Short exercise: Write out all of the data exactly as it appears.

Data listing:
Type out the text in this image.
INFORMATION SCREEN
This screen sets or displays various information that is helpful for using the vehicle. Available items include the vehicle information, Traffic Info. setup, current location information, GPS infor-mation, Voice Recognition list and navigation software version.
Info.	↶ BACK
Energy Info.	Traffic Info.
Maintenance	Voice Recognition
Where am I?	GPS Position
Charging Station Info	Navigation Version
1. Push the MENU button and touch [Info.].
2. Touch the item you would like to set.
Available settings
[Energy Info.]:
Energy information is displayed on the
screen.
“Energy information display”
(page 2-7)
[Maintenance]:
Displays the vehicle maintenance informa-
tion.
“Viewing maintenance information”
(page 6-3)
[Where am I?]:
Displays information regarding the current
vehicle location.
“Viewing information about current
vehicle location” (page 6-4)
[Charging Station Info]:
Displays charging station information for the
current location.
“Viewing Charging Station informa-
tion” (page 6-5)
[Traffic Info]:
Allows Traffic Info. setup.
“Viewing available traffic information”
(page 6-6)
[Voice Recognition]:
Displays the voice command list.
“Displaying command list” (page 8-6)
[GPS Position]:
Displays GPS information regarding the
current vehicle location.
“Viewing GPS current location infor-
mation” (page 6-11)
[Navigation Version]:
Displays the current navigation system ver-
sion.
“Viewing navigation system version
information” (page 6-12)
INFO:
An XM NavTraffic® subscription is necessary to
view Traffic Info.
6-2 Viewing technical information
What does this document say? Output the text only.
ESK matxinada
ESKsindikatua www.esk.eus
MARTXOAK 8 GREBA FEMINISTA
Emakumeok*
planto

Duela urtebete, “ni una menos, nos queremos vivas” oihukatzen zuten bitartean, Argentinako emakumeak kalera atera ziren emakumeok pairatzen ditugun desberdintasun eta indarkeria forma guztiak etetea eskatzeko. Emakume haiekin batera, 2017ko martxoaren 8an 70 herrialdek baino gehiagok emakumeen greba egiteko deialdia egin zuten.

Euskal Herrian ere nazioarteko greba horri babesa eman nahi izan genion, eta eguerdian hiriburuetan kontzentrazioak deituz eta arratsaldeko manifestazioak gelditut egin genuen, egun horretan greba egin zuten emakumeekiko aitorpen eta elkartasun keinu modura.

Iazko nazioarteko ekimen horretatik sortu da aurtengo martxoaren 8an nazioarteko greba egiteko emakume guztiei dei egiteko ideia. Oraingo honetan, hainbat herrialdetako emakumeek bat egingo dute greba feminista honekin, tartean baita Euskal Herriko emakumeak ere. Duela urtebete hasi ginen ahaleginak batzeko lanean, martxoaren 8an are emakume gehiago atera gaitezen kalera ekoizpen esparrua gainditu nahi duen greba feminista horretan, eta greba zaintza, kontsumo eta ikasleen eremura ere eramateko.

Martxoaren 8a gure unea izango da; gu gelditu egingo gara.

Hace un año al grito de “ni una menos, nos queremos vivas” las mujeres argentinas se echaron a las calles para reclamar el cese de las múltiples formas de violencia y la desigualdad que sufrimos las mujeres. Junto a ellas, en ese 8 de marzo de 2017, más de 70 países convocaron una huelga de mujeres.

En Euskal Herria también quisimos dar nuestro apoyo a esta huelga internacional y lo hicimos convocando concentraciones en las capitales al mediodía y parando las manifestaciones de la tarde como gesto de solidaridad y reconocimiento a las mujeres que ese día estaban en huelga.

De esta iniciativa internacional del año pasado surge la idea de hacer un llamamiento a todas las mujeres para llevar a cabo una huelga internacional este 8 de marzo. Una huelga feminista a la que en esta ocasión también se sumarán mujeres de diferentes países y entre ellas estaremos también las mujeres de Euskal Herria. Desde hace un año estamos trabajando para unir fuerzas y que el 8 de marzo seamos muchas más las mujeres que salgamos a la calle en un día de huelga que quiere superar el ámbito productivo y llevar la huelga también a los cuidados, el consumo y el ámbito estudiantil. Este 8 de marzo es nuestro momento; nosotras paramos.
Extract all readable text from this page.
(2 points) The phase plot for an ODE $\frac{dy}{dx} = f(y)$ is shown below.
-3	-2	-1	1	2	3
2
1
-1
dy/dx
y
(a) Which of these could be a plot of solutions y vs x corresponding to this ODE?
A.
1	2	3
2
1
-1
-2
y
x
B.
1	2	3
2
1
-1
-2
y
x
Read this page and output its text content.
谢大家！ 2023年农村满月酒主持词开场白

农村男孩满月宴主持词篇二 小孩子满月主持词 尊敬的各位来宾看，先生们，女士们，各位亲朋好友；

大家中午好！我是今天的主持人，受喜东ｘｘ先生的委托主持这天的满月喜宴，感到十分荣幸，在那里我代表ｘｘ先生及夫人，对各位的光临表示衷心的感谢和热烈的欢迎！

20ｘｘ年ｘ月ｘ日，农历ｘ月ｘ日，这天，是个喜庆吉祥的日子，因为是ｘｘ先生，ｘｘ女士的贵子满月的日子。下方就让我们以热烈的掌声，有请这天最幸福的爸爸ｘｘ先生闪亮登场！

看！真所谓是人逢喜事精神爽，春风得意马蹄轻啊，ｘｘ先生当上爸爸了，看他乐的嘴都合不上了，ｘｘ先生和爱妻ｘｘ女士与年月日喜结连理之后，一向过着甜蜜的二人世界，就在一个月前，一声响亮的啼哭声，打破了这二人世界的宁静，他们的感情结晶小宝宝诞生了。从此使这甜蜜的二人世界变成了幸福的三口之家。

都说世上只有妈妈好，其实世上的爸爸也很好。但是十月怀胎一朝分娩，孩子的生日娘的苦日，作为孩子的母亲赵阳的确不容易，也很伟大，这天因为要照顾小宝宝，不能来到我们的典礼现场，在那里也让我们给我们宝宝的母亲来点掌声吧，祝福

Correct response:
Type out the text in this image.
INFORMATION SCREEN
This screen sets or displays various information that is helpful for using the vehicle. Available items include the vehicle information, Traffic Info. setup, current location information, GPS infor-mation, Voice Recognition list and navigation software version.
Info.	↶ BACK
Energy Info.	Traffic Info.
Maintenance	Voice Recognition
Where am I?	GPS Position
Charging Station Info	Navigation Version
1. Push the MENU button and touch [Info.].
2. Touch the item you would like to set.
Available settings
[Energy Info.]:
Energy information is displayed on the
screen.
“Energy information display”
(page 2-7)
[Maintenance]:
Displays the vehicle maintenance informa-
tion.
“Viewing maintenance information”
(page 6-3)
[Where am I?]:
Displays information regarding the current
vehicle location.
“Viewing information about current
vehicle location” (page 6-4)
[Charging Station Info]:
Displays charging station information for the
current location.
“Viewing Charging Station informa-
tion” (page 6-5)
[Traffic Info]:
Allows Traffic Info. setup.
“Viewing available traffic information”
(page 6-6)
[Voice Recognition]:
Displays the voice command list.
“Displaying command list” (page 8-6)
[GPS Position]:
Displays GPS information regarding the
current vehicle location.
“Viewing GPS current location infor-
mation” (page 6-11)
[Navigation Version]:
Displays the current navigation system ver-
sion.
“Viewing navigation system version
information” (page 6-12)
INFO:
An XM NavTraffic® subscription is necessary to
view Traffic Info.
6-2 Viewing technical information
What does this document say? Output the text only.
ESK matxinada
ESKsindikatua www.esk.eus
MARTXOAK 8 GREBA FEMINISTA
Emakumeok*
planto

Duela urtebete, “ni una menos, nos queremos vivas” oihukatzen zuten bitartean, Argentinako emakumeak kalera atera ziren emakumeok pairatzen ditugun desberdintasun eta indarkeria forma guztiak etetea eskatzeko. Emakume haiekin batera, 2017ko martxoaren 8an 70 herrialdek baino gehiagok emakumeen greba egiteko deialdia egin zuten.

Euskal Herrian ere nazioarteko greba horri babesa eman nahi izan genion, eta eguerdian hiriburuetan kontzentrazioak deituz eta arratsaldeko manifestazioak gelditut egin genuen, egun horretan greba egin zuten emakumeekiko aitorpen eta elkartasun keinu modura.

Iazko nazioarteko ekimen horretatik sortu da aurtengo martxoaren 8an nazioarteko greba egiteko emakume guztiei dei egiteko ideia. Oraingo honetan, hainbat herrialdetako emakumeek bat egingo dute greba feminista honekin, tartean baita Euskal Herriko emakumeak ere. Duela urtebete hasi ginen ahaleginak batzeko lanean, martxoaren 8an are emakume gehiago atera gaitezen kalera ekoizpen esparrua gainditu nahi duen greba feminista horretan, eta greba zaintza, kontsumo eta ikasleen eremura ere eramateko.

Martxoaren 8a gure unea izango da; gu gelditu egingo gara.

Hace un año al grito de “ni una menos, nos queremos vivas” las mujeres argentinas se echaron a las calles para reclamar el cese de las múltiples formas de violencia y la desigualdad que sufrimos las mujeres. Junto a ellas, en ese 8 de marzo de 2017, más de 70 países convocaron una huelga de mujeres.

En Euskal Herria también quisimos dar nuestro apoyo a esta huelga internacional y lo hicimos convocando concentraciones en las capitales al mediodía y parando las manifestaciones de la tarde como gesto de solidaridad y reconocimiento a las mujeres que ese día estaban en huelga.

De esta iniciativa internacional del año pasado surge la idea de hacer un llamamiento a todas las mujeres para llevar a cabo una huelga internacional este 8 de marzo. Una huelga feminista a la que en esta ocasión también se sumarán mujeres de diferentes países y entre ellas estaremos también las mujeres de Euskal Herria. Desde hace un año estamos trabajando para unir fuerzas y que el 8 de marzo seamos muchas más las mujeres que salgamos a la calle en un día de huelga que quiere superar el ámbito productivo y llevar la huelga también a los cuidados, el consumo y el ámbito estudiantil. Este 8 de marzo es nuestro momento; nosotras paramos.
Extract all readable text from this page.
(2 points) The phase plot for an ODE $\frac{dy}{dx} = f(y)$ is shown below.
-3	-2	-1	1	2	3
2
1
-1
dy/dx
y
(a) Which of these could be a plot of solutions y vs x corresponding to this ODE?
A.
1	2	3
2
1
-1
-2
y
x
B.
1	2	3
2
1
-1
-2
y
x
Read this page and output its text content.
谢大家！ 2023年农村满月酒主持词开场白

农村男孩满月宴主持词篇二 小孩子满月主持词 尊敬的各位来宾看，先生们，女士们，各位亲朋好友；

大家中午好！我是今天的主持人，受喜东ｘｘ先生的委托主持这天的满月喜宴，感到十分荣幸，在那里我代表ｘｘ先生及夫人，对各位的光临表示衷心的感谢和热烈的欢迎！

20ｘｘ年ｘ月ｘ日，农历ｘ月ｘ日，这天，是个喜庆吉祥的日子，因为是ｘｘ先生，ｘｘ女士的贵子满月的日子。下方就让我们以热烈的掌声，有请这天最幸福的爸爸ｘｘ先生闪亮登场！

看！真所谓是人逢喜事精神爽，春风得意马蹄轻啊，ｘｘ先生当上爸爸了，看他乐的嘴都合不上了，ｘｘ先生和爱妻ｘｘ女士与年月日喜结连理之后，一向过着甜蜜的二人世界，就在一个月前，一声响亮的啼哭声，打破了这二人世界的宁静，他们的感情结晶小宝宝诞生了。从此使这甜蜜的二人世界变成了幸福的三口之家。

都说世上只有妈妈好，其实世上的爸爸也很好。但是十月怀胎一朝分娩，孩子的生日娘的苦日，作为孩子的母亲赵阳的确不容易，也很伟大，这天因为要照顾小宝宝，不能来到我们的典礼现场，在那里也让我们给我们宝宝的母亲来点掌声吧，祝福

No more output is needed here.